• What is asked: Report all lines holding "delle".

** Begin Input rows **

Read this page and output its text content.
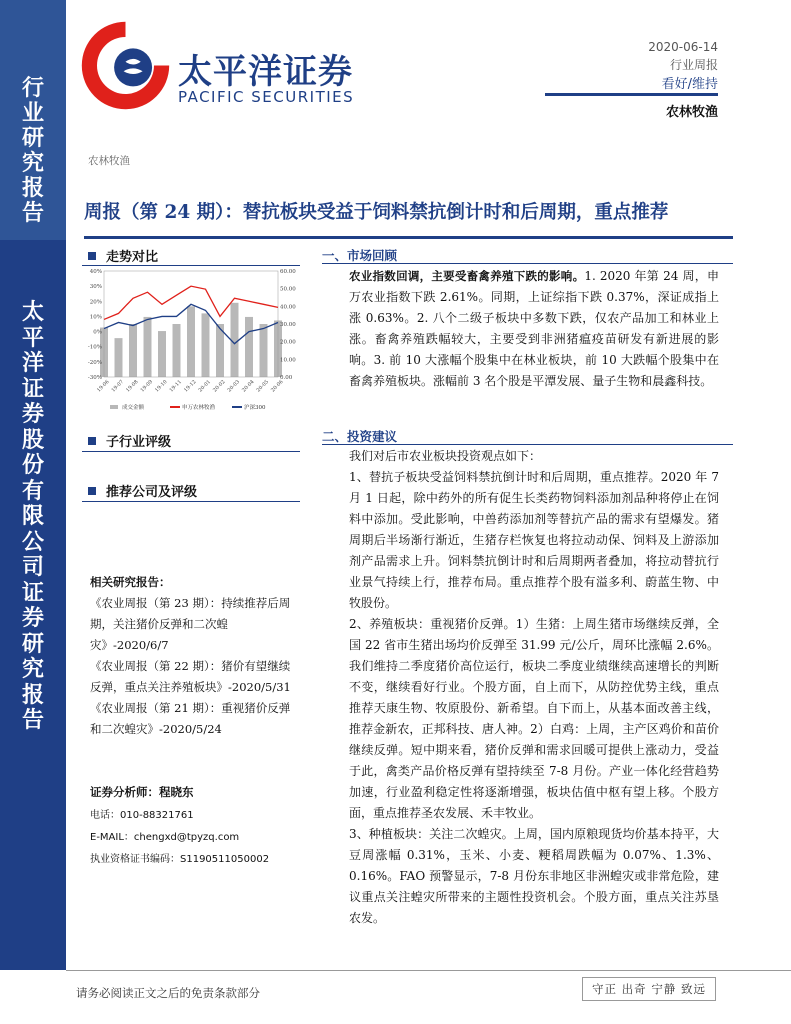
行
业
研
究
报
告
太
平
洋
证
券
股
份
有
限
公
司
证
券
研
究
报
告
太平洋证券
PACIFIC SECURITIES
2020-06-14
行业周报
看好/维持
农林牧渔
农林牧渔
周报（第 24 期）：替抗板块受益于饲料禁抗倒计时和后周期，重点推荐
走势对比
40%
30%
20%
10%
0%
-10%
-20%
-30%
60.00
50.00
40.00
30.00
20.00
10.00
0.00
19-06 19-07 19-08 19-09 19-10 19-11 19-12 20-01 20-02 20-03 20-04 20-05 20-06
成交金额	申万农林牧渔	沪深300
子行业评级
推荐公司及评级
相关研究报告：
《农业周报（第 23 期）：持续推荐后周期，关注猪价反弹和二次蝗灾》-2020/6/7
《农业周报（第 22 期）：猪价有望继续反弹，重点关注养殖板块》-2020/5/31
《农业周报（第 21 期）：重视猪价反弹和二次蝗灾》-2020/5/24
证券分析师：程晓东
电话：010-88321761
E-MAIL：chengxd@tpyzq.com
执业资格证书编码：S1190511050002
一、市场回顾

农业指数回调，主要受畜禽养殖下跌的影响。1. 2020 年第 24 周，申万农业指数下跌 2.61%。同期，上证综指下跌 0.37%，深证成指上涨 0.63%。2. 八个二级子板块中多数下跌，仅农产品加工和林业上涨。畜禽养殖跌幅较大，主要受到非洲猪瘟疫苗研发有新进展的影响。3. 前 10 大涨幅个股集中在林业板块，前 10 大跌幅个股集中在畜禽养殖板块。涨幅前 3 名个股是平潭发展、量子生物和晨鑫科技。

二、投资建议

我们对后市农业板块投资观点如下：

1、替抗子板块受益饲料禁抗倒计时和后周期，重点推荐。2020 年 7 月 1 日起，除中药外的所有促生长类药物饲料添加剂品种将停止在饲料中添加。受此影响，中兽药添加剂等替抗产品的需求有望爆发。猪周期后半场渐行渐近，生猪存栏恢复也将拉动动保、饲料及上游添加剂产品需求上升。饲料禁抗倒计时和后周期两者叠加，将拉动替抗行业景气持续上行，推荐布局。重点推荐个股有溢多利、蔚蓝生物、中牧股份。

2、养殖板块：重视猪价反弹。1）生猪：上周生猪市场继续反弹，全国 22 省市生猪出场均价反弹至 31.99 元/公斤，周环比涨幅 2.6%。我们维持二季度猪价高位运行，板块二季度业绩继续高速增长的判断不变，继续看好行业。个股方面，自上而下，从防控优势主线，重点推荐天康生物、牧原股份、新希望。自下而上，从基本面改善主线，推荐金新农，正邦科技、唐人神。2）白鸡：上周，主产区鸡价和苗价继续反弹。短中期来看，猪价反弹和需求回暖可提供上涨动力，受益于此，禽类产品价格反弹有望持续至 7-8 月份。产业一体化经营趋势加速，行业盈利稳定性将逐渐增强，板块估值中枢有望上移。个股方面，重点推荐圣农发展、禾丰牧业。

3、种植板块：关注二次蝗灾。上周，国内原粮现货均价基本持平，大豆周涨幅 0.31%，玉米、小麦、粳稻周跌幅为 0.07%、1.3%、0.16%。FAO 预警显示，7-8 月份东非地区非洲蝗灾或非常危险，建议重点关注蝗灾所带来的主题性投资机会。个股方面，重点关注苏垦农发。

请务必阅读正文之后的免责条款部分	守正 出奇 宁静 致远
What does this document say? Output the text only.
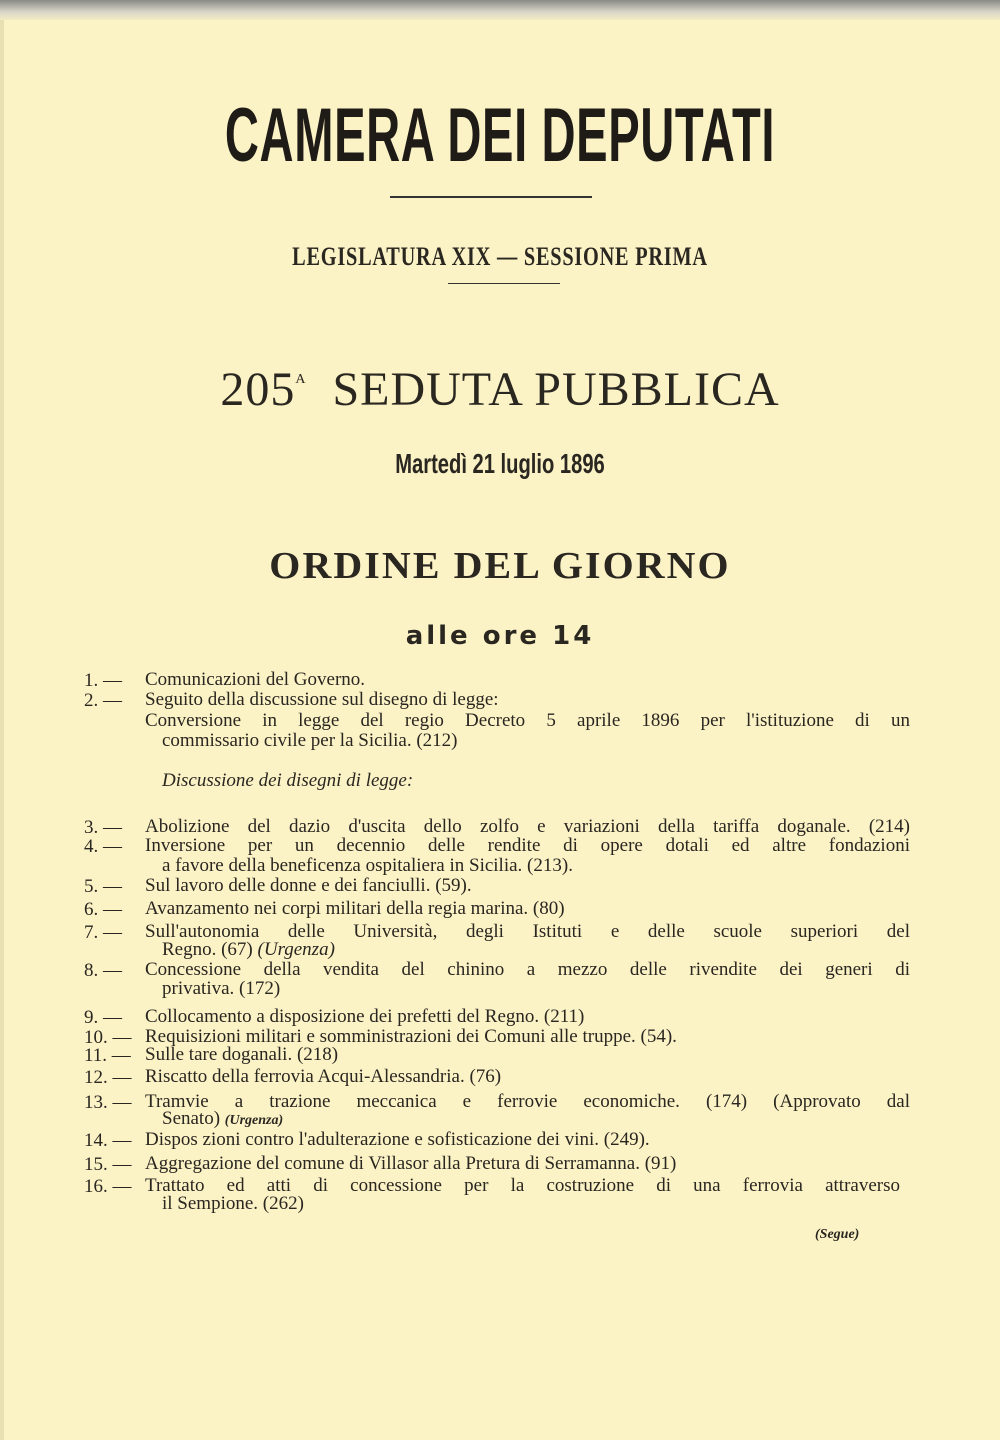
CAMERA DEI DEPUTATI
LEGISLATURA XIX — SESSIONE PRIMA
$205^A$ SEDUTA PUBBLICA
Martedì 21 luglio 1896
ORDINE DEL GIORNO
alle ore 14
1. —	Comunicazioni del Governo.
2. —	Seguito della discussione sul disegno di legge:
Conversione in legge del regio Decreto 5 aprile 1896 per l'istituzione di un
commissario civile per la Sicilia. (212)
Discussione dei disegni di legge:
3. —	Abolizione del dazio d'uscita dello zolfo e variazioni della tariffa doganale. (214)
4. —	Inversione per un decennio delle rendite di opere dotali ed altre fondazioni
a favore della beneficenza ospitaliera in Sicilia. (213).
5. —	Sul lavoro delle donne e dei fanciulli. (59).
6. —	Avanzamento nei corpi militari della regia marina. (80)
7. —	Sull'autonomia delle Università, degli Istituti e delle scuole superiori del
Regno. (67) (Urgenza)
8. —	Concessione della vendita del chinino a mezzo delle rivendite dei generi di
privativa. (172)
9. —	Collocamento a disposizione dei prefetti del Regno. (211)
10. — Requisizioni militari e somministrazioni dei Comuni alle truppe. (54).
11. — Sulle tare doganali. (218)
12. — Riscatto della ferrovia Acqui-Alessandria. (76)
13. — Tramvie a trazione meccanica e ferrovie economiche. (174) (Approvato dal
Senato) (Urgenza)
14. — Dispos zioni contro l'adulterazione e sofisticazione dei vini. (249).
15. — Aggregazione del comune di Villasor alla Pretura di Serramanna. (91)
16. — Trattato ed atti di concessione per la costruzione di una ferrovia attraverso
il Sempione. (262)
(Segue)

** End Input rows **
** Begin Input rows **

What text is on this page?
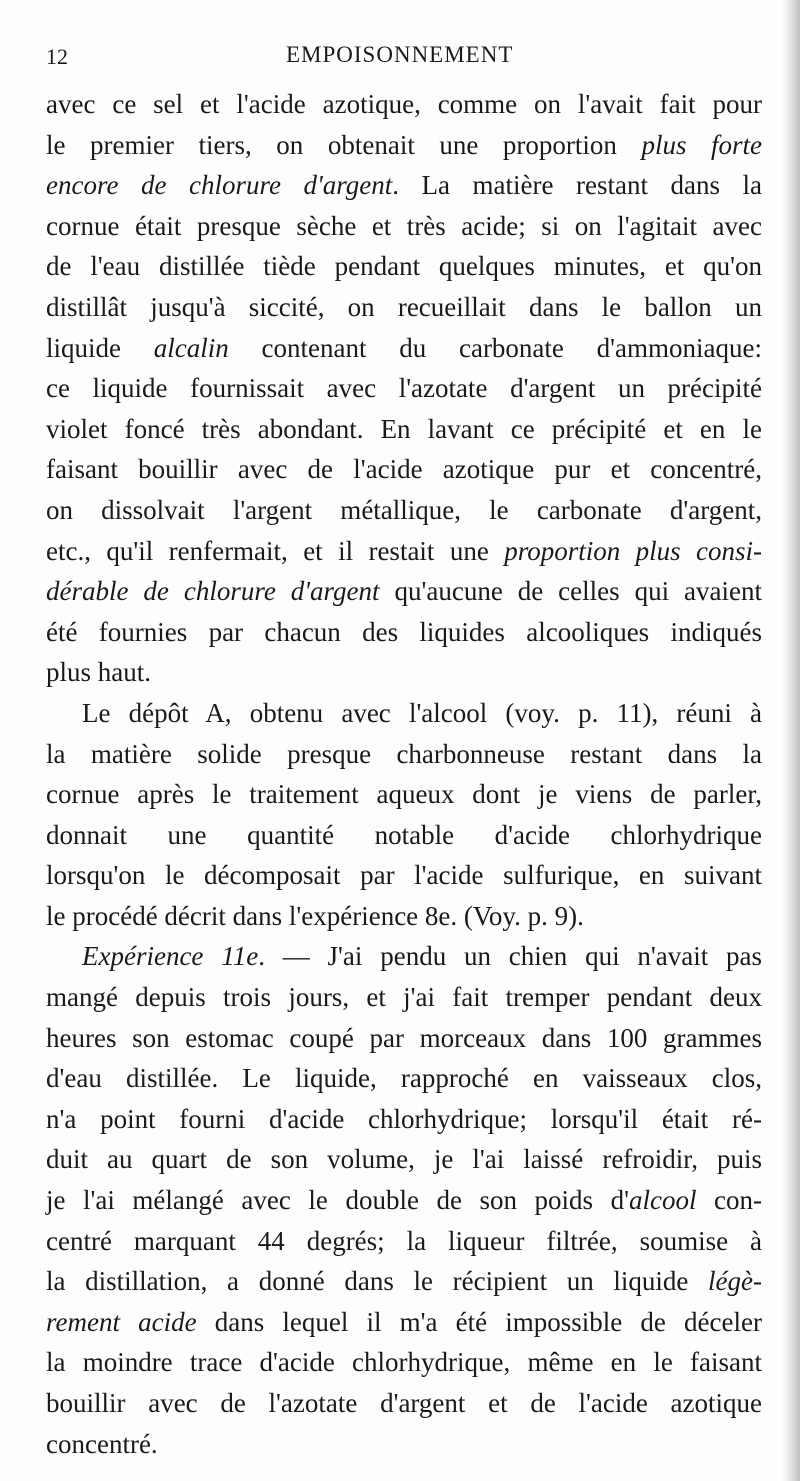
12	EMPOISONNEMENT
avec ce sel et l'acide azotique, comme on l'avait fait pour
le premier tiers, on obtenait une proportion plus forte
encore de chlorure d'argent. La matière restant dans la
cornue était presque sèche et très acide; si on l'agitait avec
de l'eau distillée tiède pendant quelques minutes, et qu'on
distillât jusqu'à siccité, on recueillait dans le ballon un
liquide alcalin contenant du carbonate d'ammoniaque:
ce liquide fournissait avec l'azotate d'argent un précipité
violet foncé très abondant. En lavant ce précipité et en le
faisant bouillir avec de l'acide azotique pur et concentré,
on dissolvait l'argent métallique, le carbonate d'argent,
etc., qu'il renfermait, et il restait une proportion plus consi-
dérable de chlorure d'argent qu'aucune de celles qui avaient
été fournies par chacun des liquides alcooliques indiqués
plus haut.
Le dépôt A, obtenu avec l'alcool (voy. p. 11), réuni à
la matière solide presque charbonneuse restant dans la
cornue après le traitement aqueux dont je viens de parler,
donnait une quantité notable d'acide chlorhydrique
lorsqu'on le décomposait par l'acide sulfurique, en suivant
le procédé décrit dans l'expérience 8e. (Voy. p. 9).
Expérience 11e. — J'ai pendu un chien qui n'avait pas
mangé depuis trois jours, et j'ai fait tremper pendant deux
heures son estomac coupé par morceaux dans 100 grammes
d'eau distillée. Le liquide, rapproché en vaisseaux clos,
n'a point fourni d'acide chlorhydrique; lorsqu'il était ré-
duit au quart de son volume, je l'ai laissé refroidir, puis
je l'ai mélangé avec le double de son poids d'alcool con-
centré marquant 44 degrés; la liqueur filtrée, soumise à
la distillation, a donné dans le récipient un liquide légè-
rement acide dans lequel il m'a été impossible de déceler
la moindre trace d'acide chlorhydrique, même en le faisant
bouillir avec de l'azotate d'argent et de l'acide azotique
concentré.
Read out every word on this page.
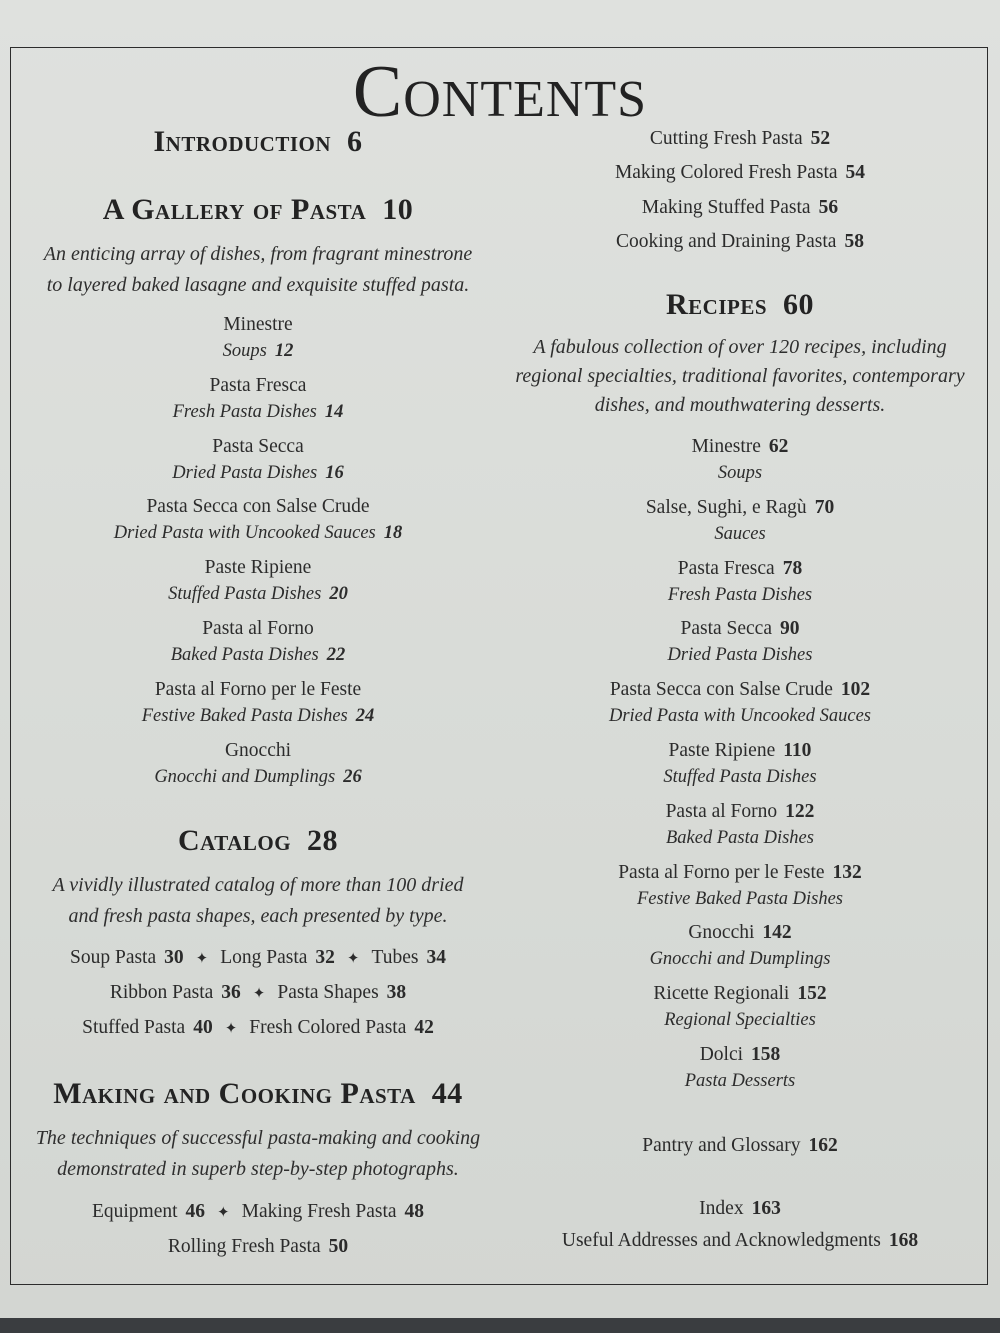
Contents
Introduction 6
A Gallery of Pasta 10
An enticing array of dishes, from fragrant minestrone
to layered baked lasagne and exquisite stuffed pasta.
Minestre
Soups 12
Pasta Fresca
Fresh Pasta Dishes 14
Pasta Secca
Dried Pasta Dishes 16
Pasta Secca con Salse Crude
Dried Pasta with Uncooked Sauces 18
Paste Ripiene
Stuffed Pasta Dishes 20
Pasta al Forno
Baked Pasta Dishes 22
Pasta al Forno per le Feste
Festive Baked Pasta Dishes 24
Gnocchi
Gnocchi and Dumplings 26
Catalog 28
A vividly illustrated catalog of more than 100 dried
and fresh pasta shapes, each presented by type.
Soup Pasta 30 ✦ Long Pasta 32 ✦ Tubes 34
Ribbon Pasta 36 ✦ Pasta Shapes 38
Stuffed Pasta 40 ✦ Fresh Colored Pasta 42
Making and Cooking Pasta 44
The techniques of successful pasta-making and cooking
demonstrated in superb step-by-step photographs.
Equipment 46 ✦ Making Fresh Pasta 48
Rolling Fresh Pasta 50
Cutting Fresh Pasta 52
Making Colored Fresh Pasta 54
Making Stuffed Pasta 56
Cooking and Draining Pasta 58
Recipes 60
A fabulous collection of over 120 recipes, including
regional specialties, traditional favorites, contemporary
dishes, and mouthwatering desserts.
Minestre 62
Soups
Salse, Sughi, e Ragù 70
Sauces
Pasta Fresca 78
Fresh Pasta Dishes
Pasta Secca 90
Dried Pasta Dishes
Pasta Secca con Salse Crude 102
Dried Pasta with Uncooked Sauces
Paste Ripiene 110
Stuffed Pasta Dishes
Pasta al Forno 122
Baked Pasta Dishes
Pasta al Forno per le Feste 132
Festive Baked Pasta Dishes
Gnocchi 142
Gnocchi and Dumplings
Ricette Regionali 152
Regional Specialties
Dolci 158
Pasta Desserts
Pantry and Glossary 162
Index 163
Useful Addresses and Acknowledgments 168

** End Input rows **

• Output for this task:
4. —	Inversione per un decennio delle rendite di opere dotali ed altre fondazioni
5. —	Sul lavoro delle donne e dei fanciulli. (59).
7. —	Sull'autonomia delle Università, degli Istituti e delle scuole superiori del
8. —	Concessione della vendita del chinino a mezzo delle rivendite dei generi di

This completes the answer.